Stated task: Pick out every line in the material below that contains the string "frame" and copy each of those lines. The match is case-sensitive.

(Records drawn from a collection)
------------------------------------------------------------

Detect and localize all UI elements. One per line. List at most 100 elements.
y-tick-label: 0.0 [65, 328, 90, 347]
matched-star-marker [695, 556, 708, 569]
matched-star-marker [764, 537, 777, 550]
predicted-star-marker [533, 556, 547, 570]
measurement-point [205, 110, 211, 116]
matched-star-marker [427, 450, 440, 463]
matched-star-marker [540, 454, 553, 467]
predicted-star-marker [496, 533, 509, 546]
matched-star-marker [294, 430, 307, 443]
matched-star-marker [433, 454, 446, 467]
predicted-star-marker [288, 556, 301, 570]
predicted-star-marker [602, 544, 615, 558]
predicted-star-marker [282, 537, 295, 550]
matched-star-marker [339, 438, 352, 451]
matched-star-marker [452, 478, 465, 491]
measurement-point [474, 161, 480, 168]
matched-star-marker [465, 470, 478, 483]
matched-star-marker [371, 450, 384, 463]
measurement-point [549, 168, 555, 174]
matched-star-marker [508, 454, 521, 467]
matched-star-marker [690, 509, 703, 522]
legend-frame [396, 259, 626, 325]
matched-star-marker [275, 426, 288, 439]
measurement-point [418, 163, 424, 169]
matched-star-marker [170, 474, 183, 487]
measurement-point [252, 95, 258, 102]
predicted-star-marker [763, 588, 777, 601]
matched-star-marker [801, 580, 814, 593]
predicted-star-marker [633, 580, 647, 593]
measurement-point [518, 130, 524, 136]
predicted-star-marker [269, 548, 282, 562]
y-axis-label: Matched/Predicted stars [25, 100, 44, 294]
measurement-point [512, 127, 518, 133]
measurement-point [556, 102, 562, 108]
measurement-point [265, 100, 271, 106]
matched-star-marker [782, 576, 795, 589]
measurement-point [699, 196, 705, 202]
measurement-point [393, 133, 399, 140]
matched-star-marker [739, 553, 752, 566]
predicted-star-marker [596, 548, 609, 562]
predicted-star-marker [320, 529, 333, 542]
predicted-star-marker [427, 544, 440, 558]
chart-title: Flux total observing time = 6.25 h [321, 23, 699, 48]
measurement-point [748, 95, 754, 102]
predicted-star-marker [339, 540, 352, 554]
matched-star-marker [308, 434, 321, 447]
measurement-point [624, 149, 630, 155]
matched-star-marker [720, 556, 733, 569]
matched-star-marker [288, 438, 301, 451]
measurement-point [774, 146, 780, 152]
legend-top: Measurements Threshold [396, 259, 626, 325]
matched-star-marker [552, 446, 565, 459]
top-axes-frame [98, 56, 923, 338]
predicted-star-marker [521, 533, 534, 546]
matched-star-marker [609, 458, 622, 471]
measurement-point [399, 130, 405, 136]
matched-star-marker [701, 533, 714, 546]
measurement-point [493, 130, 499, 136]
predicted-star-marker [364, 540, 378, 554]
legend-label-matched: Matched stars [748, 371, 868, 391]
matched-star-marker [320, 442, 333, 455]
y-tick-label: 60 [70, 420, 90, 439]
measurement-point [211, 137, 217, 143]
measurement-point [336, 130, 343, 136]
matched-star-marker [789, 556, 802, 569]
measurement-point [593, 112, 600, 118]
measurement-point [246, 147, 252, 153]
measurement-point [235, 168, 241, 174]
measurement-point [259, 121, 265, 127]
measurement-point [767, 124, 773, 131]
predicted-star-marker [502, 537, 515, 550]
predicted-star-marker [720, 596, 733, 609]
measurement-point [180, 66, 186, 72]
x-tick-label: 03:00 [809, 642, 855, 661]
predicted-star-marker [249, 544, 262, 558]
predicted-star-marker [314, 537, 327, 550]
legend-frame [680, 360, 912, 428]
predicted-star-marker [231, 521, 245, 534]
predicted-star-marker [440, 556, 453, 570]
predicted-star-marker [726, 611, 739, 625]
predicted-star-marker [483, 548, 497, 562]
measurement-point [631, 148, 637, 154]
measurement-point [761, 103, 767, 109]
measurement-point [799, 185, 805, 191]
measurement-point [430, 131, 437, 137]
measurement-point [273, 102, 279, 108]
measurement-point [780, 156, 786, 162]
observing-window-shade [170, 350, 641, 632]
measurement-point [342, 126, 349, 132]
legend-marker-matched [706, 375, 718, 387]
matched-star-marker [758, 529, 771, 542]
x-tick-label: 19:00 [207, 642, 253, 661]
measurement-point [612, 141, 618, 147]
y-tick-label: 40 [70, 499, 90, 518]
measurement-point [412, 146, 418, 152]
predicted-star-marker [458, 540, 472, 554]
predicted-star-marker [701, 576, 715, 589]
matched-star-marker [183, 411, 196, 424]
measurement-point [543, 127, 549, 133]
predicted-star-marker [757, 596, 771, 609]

------------------------------------------------------------

Written solution:
legend-frame [396, 259, 626, 325]
top-axes-frame [98, 56, 923, 338]
legend-frame [680, 360, 912, 428]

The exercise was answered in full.